# start of RECORDS FOR THIS EXERCISE

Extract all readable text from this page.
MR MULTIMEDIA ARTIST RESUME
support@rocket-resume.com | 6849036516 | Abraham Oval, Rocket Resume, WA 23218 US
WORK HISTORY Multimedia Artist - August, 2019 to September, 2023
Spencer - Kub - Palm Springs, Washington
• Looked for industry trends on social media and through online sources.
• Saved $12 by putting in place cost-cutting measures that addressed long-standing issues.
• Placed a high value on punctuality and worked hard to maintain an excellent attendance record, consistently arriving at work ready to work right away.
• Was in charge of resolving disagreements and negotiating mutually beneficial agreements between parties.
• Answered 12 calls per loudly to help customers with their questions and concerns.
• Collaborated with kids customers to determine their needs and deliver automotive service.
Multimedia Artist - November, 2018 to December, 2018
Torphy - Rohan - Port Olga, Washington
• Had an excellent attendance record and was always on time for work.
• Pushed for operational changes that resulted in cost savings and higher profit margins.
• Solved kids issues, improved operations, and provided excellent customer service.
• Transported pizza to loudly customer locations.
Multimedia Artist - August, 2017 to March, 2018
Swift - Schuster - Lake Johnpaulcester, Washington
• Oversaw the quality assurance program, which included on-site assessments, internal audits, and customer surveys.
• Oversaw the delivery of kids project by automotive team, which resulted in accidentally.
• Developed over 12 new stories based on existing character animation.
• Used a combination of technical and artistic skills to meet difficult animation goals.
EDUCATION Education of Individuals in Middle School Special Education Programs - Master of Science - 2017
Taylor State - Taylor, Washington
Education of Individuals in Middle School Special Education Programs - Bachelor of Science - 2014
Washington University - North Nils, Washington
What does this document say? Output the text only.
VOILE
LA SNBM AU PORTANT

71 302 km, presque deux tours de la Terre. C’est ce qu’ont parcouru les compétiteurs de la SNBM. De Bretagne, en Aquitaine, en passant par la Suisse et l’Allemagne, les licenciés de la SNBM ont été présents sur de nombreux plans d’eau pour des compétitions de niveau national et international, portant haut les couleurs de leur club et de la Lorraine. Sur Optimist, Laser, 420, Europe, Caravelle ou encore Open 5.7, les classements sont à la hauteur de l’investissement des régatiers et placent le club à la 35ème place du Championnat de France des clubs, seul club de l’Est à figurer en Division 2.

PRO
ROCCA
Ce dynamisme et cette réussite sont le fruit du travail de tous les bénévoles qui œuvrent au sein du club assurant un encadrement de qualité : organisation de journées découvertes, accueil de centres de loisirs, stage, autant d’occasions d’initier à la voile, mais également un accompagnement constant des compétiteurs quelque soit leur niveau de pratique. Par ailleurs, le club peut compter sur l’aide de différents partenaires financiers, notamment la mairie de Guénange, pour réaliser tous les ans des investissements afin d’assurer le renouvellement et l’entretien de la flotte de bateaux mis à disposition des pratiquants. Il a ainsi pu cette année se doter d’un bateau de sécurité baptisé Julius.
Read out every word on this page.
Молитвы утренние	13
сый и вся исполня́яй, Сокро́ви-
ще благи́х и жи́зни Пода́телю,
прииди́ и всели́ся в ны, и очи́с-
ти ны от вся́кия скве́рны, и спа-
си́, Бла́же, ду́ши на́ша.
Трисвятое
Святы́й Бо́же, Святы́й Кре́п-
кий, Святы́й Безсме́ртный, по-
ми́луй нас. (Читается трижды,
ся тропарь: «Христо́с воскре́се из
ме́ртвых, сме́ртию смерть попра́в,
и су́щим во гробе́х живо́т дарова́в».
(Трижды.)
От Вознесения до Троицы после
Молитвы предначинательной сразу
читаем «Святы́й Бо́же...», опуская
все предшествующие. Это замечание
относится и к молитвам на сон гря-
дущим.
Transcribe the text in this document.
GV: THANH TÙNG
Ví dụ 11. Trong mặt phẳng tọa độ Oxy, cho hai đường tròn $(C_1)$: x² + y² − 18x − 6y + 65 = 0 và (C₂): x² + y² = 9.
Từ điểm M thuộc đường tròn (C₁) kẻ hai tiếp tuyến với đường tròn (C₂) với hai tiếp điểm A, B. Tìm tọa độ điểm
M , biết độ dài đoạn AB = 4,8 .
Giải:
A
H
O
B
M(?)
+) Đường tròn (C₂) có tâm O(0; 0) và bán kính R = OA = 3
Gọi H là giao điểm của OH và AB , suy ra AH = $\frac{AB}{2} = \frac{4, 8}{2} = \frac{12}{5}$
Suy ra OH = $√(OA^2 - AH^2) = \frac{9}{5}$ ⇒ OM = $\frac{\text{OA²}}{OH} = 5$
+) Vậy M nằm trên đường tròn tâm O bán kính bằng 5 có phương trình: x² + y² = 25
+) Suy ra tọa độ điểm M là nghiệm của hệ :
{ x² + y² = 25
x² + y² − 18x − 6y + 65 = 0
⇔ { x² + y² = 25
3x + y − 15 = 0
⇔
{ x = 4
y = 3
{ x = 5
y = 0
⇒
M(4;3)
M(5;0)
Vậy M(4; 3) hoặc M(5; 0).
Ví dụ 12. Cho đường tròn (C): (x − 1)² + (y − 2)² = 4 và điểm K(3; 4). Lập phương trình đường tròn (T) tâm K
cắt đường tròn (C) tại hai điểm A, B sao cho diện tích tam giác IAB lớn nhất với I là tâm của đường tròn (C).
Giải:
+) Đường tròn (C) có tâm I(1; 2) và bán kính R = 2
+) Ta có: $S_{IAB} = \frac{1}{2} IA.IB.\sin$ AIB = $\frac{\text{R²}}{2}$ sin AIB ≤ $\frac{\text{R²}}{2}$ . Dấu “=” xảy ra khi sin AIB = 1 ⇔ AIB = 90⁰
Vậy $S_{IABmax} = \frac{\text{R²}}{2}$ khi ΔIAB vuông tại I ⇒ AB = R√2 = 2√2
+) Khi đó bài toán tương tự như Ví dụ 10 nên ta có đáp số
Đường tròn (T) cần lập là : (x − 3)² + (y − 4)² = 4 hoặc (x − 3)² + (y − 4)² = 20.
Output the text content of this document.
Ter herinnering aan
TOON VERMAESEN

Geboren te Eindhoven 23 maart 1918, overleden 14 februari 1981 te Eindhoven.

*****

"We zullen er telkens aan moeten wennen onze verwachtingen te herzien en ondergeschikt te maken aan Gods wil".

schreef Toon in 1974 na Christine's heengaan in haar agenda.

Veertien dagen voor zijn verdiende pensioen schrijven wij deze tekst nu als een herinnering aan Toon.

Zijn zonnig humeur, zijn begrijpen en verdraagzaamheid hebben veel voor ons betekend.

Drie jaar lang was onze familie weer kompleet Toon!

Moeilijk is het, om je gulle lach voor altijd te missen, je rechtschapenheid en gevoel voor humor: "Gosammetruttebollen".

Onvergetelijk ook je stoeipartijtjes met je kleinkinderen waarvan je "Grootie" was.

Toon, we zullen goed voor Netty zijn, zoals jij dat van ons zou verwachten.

# end of RECORDS FOR THIS EXERCISE

Write the entries again, exactly as they stand.

* WRITTEN SOLUTION:
Extract all readable text from this page.
MR MULTIMEDIA ARTIST RESUME
support@rocket-resume.com | 6849036516 | Abraham Oval, Rocket Resume, WA 23218 US
WORK HISTORY Multimedia Artist - August, 2019 to September, 2023
Spencer - Kub - Palm Springs, Washington
• Looked for industry trends on social media and through online sources.
• Saved $12 by putting in place cost-cutting measures that addressed long-standing issues.
• Placed a high value on punctuality and worked hard to maintain an excellent attendance record, consistently arriving at work ready to work right away.
• Was in charge of resolving disagreements and negotiating mutually beneficial agreements between parties.
• Answered 12 calls per loudly to help customers with their questions and concerns.
• Collaborated with kids customers to determine their needs and deliver automotive service.
Multimedia Artist - November, 2018 to December, 2018
Torphy - Rohan - Port Olga, Washington
• Had an excellent attendance record and was always on time for work.
• Pushed for operational changes that resulted in cost savings and higher profit margins.
• Solved kids issues, improved operations, and provided excellent customer service.
• Transported pizza to loudly customer locations.
Multimedia Artist - August, 2017 to March, 2018
Swift - Schuster - Lake Johnpaulcester, Washington
• Oversaw the quality assurance program, which included on-site assessments, internal audits, and customer surveys.
• Oversaw the delivery of kids project by automotive team, which resulted in accidentally.
• Developed over 12 new stories based on existing character animation.
• Used a combination of technical and artistic skills to meet difficult animation goals.
EDUCATION Education of Individuals in Middle School Special Education Programs - Master of Science - 2017
Taylor State - Taylor, Washington
Education of Individuals in Middle School Special Education Programs - Bachelor of Science - 2014
Washington University - North Nils, Washington
What does this document say? Output the text only.
VOILE
LA SNBM AU PORTANT

71 302 km, presque deux tours de la Terre. C’est ce qu’ont parcouru les compétiteurs de la SNBM. De Bretagne, en Aquitaine, en passant par la Suisse et l’Allemagne, les licenciés de la SNBM ont été présents sur de nombreux plans d’eau pour des compétitions de niveau national et international, portant haut les couleurs de leur club et de la Lorraine. Sur Optimist, Laser, 420, Europe, Caravelle ou encore Open 5.7, les classements sont à la hauteur de l’investissement des régatiers et placent le club à la 35ème place du Championnat de France des clubs, seul club de l’Est à figurer en Division 2.

PRO
ROCCA
Ce dynamisme et cette réussite sont le fruit du travail de tous les bénévoles qui œuvrent au sein du club assurant un encadrement de qualité : organisation de journées découvertes, accueil de centres de loisirs, stage, autant d’occasions d’initier à la voile, mais également un accompagnement constant des compétiteurs quelque soit leur niveau de pratique. Par ailleurs, le club peut compter sur l’aide de différents partenaires financiers, notamment la mairie de Guénange, pour réaliser tous les ans des investissements afin d’assurer le renouvellement et l’entretien de la flotte de bateaux mis à disposition des pratiquants. Il a ainsi pu cette année se doter d’un bateau de sécurité baptisé Julius.
Read out every word on this page.
Молитвы утренние	13
сый и вся исполня́яй, Сокро́ви-
ще благи́х и жи́зни Пода́телю,
прииди́ и всели́ся в ны, и очи́с-
ти ны от вся́кия скве́рны, и спа-
си́, Бла́же, ду́ши на́ша.
Трисвятое
Святы́й Бо́же, Святы́й Кре́п-
кий, Святы́й Безсме́ртный, по-
ми́луй нас. (Читается трижды,
ся тропарь: «Христо́с воскре́се из
ме́ртвых, сме́ртию смерть попра́в,
и су́щим во гробе́х живо́т дарова́в».
(Трижды.)
От Вознесения до Троицы после
Молитвы предначинательной сразу
читаем «Святы́й Бо́же...», опуская
все предшествующие. Это замечание
относится и к молитвам на сон гря-
дущим.
Transcribe the text in this document.
GV: THANH TÙNG
Ví dụ 11. Trong mặt phẳng tọa độ Oxy, cho hai đường tròn $(C_1)$: x² + y² − 18x − 6y + 65 = 0 và (C₂): x² + y² = 9.
Từ điểm M thuộc đường tròn (C₁) kẻ hai tiếp tuyến với đường tròn (C₂) với hai tiếp điểm A, B. Tìm tọa độ điểm
M , biết độ dài đoạn AB = 4,8 .
Giải:
A
H
O
B
M(?)
+) Đường tròn (C₂) có tâm O(0; 0) và bán kính R = OA = 3
Gọi H là giao điểm của OH và AB , suy ra AH = $\frac{AB}{2} = \frac{4, 8}{2} = \frac{12}{5}$
Suy ra OH = $√(OA^2 - AH^2) = \frac{9}{5}$ ⇒ OM = $\frac{\text{OA²}}{OH} = 5$
+) Vậy M nằm trên đường tròn tâm O bán kính bằng 5 có phương trình: x² + y² = 25
+) Suy ra tọa độ điểm M là nghiệm của hệ :
{ x² + y² = 25
x² + y² − 18x − 6y + 65 = 0
⇔ { x² + y² = 25
3x + y − 15 = 0
⇔
{ x = 4
y = 3
{ x = 5
y = 0
⇒
M(4;3)
M(5;0)
Vậy M(4; 3) hoặc M(5; 0).
Ví dụ 12. Cho đường tròn (C): (x − 1)² + (y − 2)² = 4 và điểm K(3; 4). Lập phương trình đường tròn (T) tâm K
cắt đường tròn (C) tại hai điểm A, B sao cho diện tích tam giác IAB lớn nhất với I là tâm của đường tròn (C).
Giải:
+) Đường tròn (C) có tâm I(1; 2) và bán kính R = 2
+) Ta có: $S_{IAB} = \frac{1}{2} IA.IB.\sin$ AIB = $\frac{\text{R²}}{2}$ sin AIB ≤ $\frac{\text{R²}}{2}$ . Dấu “=” xảy ra khi sin AIB = 1 ⇔ AIB = 90⁰
Vậy $S_{IABmax} = \frac{\text{R²}}{2}$ khi ΔIAB vuông tại I ⇒ AB = R√2 = 2√2
+) Khi đó bài toán tương tự như Ví dụ 10 nên ta có đáp số
Đường tròn (T) cần lập là : (x − 3)² + (y − 4)² = 4 hoặc (x − 3)² + (y − 4)² = 20.
Output the text content of this document.
Ter herinnering aan
TOON VERMAESEN

Geboren te Eindhoven 23 maart 1918, overleden 14 februari 1981 te Eindhoven.

*****

"We zullen er telkens aan moeten wennen onze verwachtingen te herzien en ondergeschikt te maken aan Gods wil".

schreef Toon in 1974 na Christine's heengaan in haar agenda.

Veertien dagen voor zijn verdiende pensioen schrijven wij deze tekst nu als een herinnering aan Toon.

Zijn zonnig humeur, zijn begrijpen en verdraagzaamheid hebben veel voor ons betekend.

Drie jaar lang was onze familie weer kompleet Toon!

Moeilijk is het, om je gulle lach voor altijd te missen, je rechtschapenheid en gevoel voor humor: "Gosammetruttebollen".

Onvergetelijk ook je stoeipartijtjes met je kleinkinderen waarvan je "Grootie" was.

Toon, we zullen goed voor Netty zijn, zoals jij dat van ons zou verwachten.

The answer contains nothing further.